-- Problem to solve --
Tally the lines that include "break". Output the number only.

-- Lines of data --
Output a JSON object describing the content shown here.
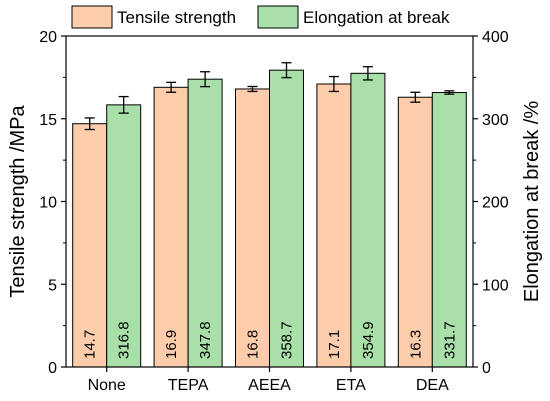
{
  "chart_data": {
    "type": "bar",
    "categories": [
      "None",
      "TEPA",
      "AEEA",
      "ETA",
      "DEA"
    ],
    "series": [
      {
        "name": "Tensile strength",
        "axis": "left",
        "values": [
          14.7,
          16.9,
          16.8,
          17.1,
          16.3
        ],
        "error": [
          0.35,
          0.3,
          0.15,
          0.45,
          0.3
        ],
        "labels": [
          "14.7",
          "16.9",
          "16.8",
          "17.1",
          "16.3"
        ],
        "color": "#FDCCAB"
      },
      {
        "name": "Elongation at break",
        "axis": "right",
        "values": [
          316.8,
          347.8,
          358.7,
          354.9,
          331.7
        ],
        "error": [
          10,
          9,
          9,
          8,
          2
        ],
        "labels": [
          "316.8",
          "347.8",
          "358.7",
          "354.9",
          "331.7"
        ],
        "color": "#A9DFA9"
      }
    ],
    "ylabel_left": "Tensile strength /MPa",
    "ylabel_right": "Elongation at break /%",
    "ylim_left": [
      0,
      20
    ],
    "ylim_right": [
      0,
      400
    ],
    "yticks_left": [
      "0",
      "5",
      "10",
      "15",
      "20"
    ],
    "yticks_right": [
      "0",
      "100",
      "200",
      "300",
      "400"
    ],
    "grid": false,
    "legend_position": "top"
  }
}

-- Answer in full --
2